Extract every line of the material below and reproduce it faithfully.

Excerpt from a dataset:

►

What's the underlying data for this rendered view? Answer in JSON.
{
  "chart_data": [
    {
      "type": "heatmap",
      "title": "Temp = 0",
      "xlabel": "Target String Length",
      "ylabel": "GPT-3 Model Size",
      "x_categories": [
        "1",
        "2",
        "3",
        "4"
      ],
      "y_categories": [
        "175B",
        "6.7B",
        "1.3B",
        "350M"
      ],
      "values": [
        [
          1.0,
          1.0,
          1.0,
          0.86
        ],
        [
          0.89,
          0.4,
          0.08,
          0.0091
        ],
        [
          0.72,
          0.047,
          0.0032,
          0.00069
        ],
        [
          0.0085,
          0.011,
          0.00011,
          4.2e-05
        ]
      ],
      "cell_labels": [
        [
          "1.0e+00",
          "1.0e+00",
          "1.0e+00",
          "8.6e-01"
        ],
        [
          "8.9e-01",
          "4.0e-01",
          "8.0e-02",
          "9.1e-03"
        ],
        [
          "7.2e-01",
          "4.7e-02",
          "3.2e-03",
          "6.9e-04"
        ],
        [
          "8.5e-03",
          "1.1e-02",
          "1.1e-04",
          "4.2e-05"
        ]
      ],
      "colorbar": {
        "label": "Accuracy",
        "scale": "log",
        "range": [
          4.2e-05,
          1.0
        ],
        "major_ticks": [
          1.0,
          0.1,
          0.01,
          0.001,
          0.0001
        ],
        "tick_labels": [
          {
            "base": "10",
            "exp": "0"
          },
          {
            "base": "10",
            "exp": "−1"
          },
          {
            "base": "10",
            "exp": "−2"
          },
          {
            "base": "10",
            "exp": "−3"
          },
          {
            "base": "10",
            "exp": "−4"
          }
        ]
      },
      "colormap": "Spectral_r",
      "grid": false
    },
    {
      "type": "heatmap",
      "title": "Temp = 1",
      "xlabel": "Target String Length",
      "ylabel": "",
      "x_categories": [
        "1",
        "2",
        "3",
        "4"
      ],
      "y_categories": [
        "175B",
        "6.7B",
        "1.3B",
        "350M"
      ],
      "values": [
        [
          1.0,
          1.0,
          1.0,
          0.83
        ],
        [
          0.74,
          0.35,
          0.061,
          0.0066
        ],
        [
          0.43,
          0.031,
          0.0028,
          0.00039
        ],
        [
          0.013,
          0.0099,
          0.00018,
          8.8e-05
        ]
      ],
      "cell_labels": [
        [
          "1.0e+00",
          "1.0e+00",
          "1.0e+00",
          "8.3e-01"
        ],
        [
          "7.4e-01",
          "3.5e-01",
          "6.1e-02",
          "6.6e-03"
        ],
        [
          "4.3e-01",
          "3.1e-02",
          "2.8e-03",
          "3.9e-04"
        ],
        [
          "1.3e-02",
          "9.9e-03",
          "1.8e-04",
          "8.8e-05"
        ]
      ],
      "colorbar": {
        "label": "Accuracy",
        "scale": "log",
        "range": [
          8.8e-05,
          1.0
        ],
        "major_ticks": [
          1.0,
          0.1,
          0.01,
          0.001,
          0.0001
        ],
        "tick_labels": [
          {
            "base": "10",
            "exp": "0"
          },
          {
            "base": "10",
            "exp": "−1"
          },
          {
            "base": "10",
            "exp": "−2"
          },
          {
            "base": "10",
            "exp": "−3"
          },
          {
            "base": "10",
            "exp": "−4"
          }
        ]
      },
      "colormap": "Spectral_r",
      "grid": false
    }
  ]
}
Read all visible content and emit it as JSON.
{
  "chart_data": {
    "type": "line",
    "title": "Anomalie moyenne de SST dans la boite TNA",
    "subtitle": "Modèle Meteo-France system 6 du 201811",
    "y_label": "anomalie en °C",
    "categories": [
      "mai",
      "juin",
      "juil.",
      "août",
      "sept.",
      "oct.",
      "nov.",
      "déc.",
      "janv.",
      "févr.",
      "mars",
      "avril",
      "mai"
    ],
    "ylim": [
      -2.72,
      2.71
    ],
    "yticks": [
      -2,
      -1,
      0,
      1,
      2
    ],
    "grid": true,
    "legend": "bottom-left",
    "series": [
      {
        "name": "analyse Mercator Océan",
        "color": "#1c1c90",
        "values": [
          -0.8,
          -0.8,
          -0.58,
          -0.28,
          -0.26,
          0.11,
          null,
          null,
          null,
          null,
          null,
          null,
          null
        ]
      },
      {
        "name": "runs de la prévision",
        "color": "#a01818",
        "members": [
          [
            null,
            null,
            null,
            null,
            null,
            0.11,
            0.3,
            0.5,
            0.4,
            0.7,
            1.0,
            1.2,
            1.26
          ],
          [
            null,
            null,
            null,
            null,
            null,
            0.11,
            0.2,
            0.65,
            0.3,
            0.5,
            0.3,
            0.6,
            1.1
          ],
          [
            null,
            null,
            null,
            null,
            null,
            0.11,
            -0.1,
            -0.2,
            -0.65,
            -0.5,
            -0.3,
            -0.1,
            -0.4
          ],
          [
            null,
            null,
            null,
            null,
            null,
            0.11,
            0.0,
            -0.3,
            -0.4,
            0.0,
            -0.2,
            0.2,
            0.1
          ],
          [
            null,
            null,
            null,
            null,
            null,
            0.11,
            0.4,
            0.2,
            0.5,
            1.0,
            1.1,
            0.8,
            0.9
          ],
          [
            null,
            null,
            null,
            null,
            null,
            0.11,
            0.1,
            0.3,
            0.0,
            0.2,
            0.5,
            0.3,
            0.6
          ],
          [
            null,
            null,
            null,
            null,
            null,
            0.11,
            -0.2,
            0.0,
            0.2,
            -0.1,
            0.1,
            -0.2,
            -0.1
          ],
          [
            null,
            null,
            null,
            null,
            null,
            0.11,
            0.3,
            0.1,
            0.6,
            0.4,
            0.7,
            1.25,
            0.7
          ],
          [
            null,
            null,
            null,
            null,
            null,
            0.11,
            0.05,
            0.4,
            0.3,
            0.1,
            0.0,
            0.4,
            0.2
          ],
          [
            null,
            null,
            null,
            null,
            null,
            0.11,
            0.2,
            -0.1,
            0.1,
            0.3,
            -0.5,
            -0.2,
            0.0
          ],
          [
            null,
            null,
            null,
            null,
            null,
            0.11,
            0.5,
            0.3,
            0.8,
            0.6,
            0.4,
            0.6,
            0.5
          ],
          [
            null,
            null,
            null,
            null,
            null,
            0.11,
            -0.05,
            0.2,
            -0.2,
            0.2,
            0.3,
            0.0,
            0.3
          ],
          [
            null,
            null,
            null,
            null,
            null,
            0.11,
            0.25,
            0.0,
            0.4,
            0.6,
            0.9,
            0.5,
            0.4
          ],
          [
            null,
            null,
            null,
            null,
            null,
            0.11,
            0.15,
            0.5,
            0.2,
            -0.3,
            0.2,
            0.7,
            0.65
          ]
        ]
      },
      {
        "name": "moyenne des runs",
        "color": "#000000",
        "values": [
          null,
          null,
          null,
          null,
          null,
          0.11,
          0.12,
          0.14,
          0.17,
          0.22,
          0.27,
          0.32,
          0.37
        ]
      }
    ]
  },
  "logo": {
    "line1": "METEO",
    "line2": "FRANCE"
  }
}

◄

• [SOLUTION TO THIS PROBLEM]
What's the underlying data for this rendered view? Answer in JSON.
{
  "chart_data": [
    {
      "type": "heatmap",
      "title": "Temp = 0",
      "xlabel": "Target String Length",
      "ylabel": "GPT-3 Model Size",
      "x_categories": [
        "1",
        "2",
        "3",
        "4"
      ],
      "y_categories": [
        "175B",
        "6.7B",
        "1.3B",
        "350M"
      ],
      "values": [
        [
          1.0,
          1.0,
          1.0,
          0.86
        ],
        [
          0.89,
          0.4,
          0.08,
          0.0091
        ],
        [
          0.72,
          0.047,
          0.0032,
          0.00069
        ],
        [
          0.0085,
          0.011,
          0.00011,
          4.2e-05
        ]
      ],
      "cell_labels": [
        [
          "1.0e+00",
          "1.0e+00",
          "1.0e+00",
          "8.6e-01"
        ],
        [
          "8.9e-01",
          "4.0e-01",
          "8.0e-02",
          "9.1e-03"
        ],
        [
          "7.2e-01",
          "4.7e-02",
          "3.2e-03",
          "6.9e-04"
        ],
        [
          "8.5e-03",
          "1.1e-02",
          "1.1e-04",
          "4.2e-05"
        ]
      ],
      "colorbar": {
        "label": "Accuracy",
        "scale": "log",
        "range": [
          4.2e-05,
          1.0
        ],
        "major_ticks": [
          1.0,
          0.1,
          0.01,
          0.001,
          0.0001
        ],
        "tick_labels": [
          {
            "base": "10",
            "exp": "0"
          },
          {
            "base": "10",
            "exp": "−1"
          },
          {
            "base": "10",
            "exp": "−2"
          },
          {
            "base": "10",
            "exp": "−3"
          },
          {
            "base": "10",
            "exp": "−4"
          }
        ]
      },
      "colormap": "Spectral_r",
      "grid": false
    },
    {
      "type": "heatmap",
      "title": "Temp = 1",
      "xlabel": "Target String Length",
      "ylabel": "",
      "x_categories": [
        "1",
        "2",
        "3",
        "4"
      ],
      "y_categories": [
        "175B",
        "6.7B",
        "1.3B",
        "350M"
      ],
      "values": [
        [
          1.0,
          1.0,
          1.0,
          0.83
        ],
        [
          0.74,
          0.35,
          0.061,
          0.0066
        ],
        [
          0.43,
          0.031,
          0.0028,
          0.00039
        ],
        [
          0.013,
          0.0099,
          0.00018,
          8.8e-05
        ]
      ],
      "cell_labels": [
        [
          "1.0e+00",
          "1.0e+00",
          "1.0e+00",
          "8.3e-01"
        ],
        [
          "7.4e-01",
          "3.5e-01",
          "6.1e-02",
          "6.6e-03"
        ],
        [
          "4.3e-01",
          "3.1e-02",
          "2.8e-03",
          "3.9e-04"
        ],
        [
          "1.3e-02",
          "9.9e-03",
          "1.8e-04",
          "8.8e-05"
        ]
      ],
      "colorbar": {
        "label": "Accuracy",
        "scale": "log",
        "range": [
          8.8e-05,
          1.0
        ],
        "major_ticks": [
          1.0,
          0.1,
          0.01,
          0.001,
          0.0001
        ],
        "tick_labels": [
          {
            "base": "10",
            "exp": "0"
          },
          {
            "base": "10",
            "exp": "−1"
          },
          {
            "base": "10",
            "exp": "−2"
          },
          {
            "base": "10",
            "exp": "−3"
          },
          {
            "base": "10",
            "exp": "−4"
          }
        ]
      },
      "colormap": "Spectral_r",
      "grid": false
    }
  ]
}
Read all visible content and emit it as JSON.
{
  "chart_data": {
    "type": "line",
    "title": "Anomalie moyenne de SST dans la boite TNA",
    "subtitle": "Modèle Meteo-France system 6 du 201811",
    "y_label": "anomalie en °C",
    "categories": [
      "mai",
      "juin",
      "juil.",
      "août",
      "sept.",
      "oct.",
      "nov.",
      "déc.",
      "janv.",
      "févr.",
      "mars",
      "avril",
      "mai"
    ],
    "ylim": [
      -2.72,
      2.71
    ],
    "yticks": [
      -2,
      -1,
      0,
      1,
      2
    ],
    "grid": true,
    "legend": "bottom-left",
    "series": [
      {
        "name": "analyse Mercator Océan",
        "color": "#1c1c90",
        "values": [
          -0.8,
          -0.8,
          -0.58,
          -0.28,
          -0.26,
          0.11,
          null,
          null,
          null,
          null,
          null,
          null,
          null
        ]
      },
      {
        "name": "runs de la prévision",
        "color": "#a01818",
        "members": [
          [
            null,
            null,
            null,
            null,
            null,
            0.11,
            0.3,
            0.5,
            0.4,
            0.7,
            1.0,
            1.2,
            1.26
          ],
          [
            null,
            null,
            null,
            null,
            null,
            0.11,
            0.2,
            0.65,
            0.3,
            0.5,
            0.3,
            0.6,
            1.1
          ],
          [
            null,
            null,
            null,
            null,
            null,
            0.11,
            -0.1,
            -0.2,
            -0.65,
            -0.5,
            -0.3,
            -0.1,
            -0.4
          ],
          [
            null,
            null,
            null,
            null,
            null,
            0.11,
            0.0,
            -0.3,
            -0.4,
            0.0,
            -0.2,
            0.2,
            0.1
          ],
          [
            null,
            null,
            null,
            null,
            null,
            0.11,
            0.4,
            0.2,
            0.5,
            1.0,
            1.1,
            0.8,
            0.9
          ],
          [
            null,
            null,
            null,
            null,
            null,
            0.11,
            0.1,
            0.3,
            0.0,
            0.2,
            0.5,
            0.3,
            0.6
          ],
          [
            null,
            null,
            null,
            null,
            null,
            0.11,
            -0.2,
            0.0,
            0.2,
            -0.1,
            0.1,
            -0.2,
            -0.1
          ],
          [
            null,
            null,
            null,
            null,
            null,
            0.11,
            0.3,
            0.1,
            0.6,
            0.4,
            0.7,
            1.25,
            0.7
          ],
          [
            null,
            null,
            null,
            null,
            null,
            0.11,
            0.05,
            0.4,
            0.3,
            0.1,
            0.0,
            0.4,
            0.2
          ],
          [
            null,
            null,
            null,
            null,
            null,
            0.11,
            0.2,
            -0.1,
            0.1,
            0.3,
            -0.5,
            -0.2,
            0.0
          ],
          [
            null,
            null,
            null,
            null,
            null,
            0.11,
            0.5,
            0.3,
            0.8,
            0.6,
            0.4,
            0.6,
            0.5
          ],
          [
            null,
            null,
            null,
            null,
            null,
            0.11,
            -0.05,
            0.2,
            -0.2,
            0.2,
            0.3,
            0.0,
            0.3
          ],
          [
            null,
            null,
            null,
            null,
            null,
            0.11,
            0.25,
            0.0,
            0.4,
            0.6,
            0.9,
            0.5,
            0.4
          ],
          [
            null,
            null,
            null,
            null,
            null,
            0.11,
            0.15,
            0.5,
            0.2,
            -0.3,
            0.2,
            0.7,
            0.65
          ]
        ]
      },
      {
        "name": "moyenne des runs",
        "color": "#000000",
        "values": [
          null,
          null,
          null,
          null,
          null,
          0.11,
          0.12,
          0.14,
          0.17,
          0.22,
          0.27,
          0.32,
          0.37
        ]
      }
    ]
  },
  "logo": {
    "line1": "METEO",
    "line2": "FRANCE"
  }
}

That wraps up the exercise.